— start of Extract —

[Pgpool-general] Cannot add node after failure

Fernando Morgenstern fernando at consultorpc.com
Thu Dec 17 12:40:32 UTC 2009


Hello,

Sorry for the lack replies.

Before checking your email, i realized that recovery was only working  
on the nodes that pgpool was compiled. I decided to compile it on the  
others and now it works ok ( just compiled, didn't run pgpool there ).

During the last day, i have been simulating recoveries by killing  
postgres and shutting down servers randomly. Most of the time,  
recovery is perfectly done, but there are some specific cases when  
pcp_recovery_node reports that the command is complete but the  
recovery isn't done ( eg.: some databases that i created while the  
failed node was down, are not present when it starts up ).

I tried to isolate the log messsages of when this behaviour happens  
and here it is http://pastebin.ca/1718115

I really don't see anything different, but the fact is that some data  
is missing on node 1, which is being recovered.

Do you mind giving some kind of advice of things that i should check  
or something that you think it is wrong?



By the way, i am using pgpool_recovery as 1st and 2nd recovery command  
on pgpool and the script looks like this one:

#! /bin/sh

if [ $# -ne 3 ]
then
     echo "pgpool_recovery datadir remote_host remote_datadir"

— end of Extract —

Stated goal a:
In the pgpool recovery post, copy the stretch from "[Pgpool-general] Cannot add" through "the lack replies.", switching "failure" to "crash".
The post and the listing have no connection to each other.

— start of Information given —

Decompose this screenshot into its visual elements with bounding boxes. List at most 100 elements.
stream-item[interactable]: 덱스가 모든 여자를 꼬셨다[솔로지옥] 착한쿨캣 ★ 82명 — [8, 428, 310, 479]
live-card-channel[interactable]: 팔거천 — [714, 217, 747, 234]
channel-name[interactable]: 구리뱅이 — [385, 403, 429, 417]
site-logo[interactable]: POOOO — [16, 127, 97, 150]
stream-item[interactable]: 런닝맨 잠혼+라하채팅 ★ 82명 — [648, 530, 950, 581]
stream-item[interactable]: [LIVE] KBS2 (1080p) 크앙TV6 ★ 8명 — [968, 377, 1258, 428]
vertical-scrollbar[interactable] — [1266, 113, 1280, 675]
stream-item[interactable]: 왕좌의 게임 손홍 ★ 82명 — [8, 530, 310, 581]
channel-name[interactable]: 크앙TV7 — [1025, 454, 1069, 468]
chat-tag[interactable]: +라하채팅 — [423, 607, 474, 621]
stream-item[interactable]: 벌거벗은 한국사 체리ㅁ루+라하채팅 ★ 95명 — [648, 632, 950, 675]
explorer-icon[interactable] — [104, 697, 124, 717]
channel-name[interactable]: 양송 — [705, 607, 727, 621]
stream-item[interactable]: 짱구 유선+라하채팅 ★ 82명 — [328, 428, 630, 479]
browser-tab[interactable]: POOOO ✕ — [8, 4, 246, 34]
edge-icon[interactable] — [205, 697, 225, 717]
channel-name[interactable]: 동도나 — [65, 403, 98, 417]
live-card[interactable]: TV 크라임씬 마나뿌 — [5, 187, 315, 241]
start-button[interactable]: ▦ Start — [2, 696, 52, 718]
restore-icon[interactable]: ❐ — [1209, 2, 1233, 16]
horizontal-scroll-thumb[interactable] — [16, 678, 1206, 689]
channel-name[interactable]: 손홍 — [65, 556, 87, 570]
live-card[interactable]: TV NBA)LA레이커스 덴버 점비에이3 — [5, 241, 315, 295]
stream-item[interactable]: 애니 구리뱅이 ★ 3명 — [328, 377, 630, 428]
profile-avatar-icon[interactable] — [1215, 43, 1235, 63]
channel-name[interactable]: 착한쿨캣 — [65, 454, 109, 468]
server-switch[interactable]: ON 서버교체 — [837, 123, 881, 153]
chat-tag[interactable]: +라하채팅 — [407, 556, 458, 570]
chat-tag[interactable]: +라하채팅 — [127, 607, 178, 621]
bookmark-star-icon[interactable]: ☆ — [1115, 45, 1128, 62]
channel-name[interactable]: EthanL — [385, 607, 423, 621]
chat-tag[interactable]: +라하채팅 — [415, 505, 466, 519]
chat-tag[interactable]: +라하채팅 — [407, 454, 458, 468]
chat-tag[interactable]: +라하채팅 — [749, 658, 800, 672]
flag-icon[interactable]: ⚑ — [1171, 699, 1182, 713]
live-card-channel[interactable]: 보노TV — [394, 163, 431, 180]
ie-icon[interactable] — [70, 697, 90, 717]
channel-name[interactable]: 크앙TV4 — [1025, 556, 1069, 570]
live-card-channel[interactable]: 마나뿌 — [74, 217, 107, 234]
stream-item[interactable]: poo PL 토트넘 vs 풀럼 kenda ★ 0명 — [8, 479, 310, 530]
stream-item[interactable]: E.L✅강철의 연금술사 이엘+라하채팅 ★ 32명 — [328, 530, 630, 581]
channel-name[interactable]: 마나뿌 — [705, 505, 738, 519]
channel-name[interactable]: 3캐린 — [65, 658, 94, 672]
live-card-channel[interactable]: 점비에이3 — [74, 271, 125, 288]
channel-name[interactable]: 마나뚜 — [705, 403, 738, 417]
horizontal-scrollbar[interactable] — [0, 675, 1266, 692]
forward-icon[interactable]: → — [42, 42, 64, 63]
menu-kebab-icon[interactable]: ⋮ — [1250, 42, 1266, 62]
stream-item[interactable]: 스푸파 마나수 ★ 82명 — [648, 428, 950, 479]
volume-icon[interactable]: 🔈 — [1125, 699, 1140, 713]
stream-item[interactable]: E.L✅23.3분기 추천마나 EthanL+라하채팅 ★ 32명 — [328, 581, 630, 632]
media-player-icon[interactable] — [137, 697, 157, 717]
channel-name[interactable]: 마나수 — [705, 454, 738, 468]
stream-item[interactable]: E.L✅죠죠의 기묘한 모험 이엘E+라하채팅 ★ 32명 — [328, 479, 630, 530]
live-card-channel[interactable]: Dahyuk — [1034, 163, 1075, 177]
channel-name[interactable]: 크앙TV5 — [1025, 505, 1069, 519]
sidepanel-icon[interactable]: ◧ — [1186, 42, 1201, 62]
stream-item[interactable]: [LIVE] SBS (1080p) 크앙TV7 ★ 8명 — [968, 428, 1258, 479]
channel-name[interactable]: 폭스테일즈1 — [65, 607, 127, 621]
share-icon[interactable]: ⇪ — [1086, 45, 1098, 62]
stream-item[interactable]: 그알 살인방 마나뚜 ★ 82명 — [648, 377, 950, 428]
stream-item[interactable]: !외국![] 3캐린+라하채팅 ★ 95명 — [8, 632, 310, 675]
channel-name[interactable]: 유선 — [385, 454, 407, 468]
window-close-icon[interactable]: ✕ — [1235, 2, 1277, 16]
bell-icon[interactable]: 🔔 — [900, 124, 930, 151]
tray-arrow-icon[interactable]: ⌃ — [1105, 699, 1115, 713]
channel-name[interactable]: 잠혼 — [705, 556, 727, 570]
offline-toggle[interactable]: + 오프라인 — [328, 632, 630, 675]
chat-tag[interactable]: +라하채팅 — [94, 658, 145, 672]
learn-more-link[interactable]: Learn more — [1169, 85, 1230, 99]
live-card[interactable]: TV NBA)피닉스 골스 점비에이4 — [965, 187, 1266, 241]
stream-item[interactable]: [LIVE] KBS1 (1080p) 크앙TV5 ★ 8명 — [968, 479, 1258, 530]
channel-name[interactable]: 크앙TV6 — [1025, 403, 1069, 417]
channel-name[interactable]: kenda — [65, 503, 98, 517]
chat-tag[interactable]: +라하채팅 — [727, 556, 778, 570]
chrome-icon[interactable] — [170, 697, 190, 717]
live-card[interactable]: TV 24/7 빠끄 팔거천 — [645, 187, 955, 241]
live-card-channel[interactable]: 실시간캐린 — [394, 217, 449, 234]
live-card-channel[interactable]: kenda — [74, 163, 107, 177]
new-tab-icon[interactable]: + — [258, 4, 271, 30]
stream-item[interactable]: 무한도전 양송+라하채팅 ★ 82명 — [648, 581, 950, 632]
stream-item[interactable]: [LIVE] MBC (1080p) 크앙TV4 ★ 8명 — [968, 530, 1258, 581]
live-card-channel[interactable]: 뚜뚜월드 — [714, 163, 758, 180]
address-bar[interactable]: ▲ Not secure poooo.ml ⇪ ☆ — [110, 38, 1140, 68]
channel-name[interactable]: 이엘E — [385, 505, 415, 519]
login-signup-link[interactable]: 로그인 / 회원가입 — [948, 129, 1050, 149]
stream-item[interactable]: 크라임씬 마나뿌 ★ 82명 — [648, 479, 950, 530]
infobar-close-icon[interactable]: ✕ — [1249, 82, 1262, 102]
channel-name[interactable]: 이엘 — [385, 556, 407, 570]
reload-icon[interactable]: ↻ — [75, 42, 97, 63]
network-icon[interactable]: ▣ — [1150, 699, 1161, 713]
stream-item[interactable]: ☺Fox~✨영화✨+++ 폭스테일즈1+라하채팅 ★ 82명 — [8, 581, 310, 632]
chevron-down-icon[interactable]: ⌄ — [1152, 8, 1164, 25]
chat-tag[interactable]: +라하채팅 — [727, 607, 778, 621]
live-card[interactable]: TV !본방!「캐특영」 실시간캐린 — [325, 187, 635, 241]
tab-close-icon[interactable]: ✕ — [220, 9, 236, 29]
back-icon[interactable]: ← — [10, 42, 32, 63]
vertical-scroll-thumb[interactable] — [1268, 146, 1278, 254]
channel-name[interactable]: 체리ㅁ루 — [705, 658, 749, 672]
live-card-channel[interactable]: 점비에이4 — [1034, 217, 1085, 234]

— end of Information given —

Stated goal b:
Retype the listing's lines exactly, covering the stretch from its first line through the line that contains "stream-item[interactable]: 런닝맨 잠혼+라하채팅".

Correct answer a:
[Pgpool-general] Cannot add node after crash

Fernando Morgenstern fernando at consultorpc.com
Thu Dec 17 12:40:32 UTC 2009


Hello,

Sorry for the lack replies.

Correct answer b:
Decompose this screenshot into its visual elements with bounding boxes. List at most 100 elements.
stream-item[interactable]: 덱스가 모든 여자를 꼬셨다[솔로지옥] 착한쿨캣 ★ 82명 — [8, 428, 310, 479]
live-card-channel[interactable]: 팔거천 — [714, 217, 747, 234]
channel-name[interactable]: 구리뱅이 — [385, 403, 429, 417]
site-logo[interactable]: POOOO — [16, 127, 97, 150]
stream-item[interactable]: 런닝맨 잠혼+라하채팅 ★ 82명 — [648, 530, 950, 581]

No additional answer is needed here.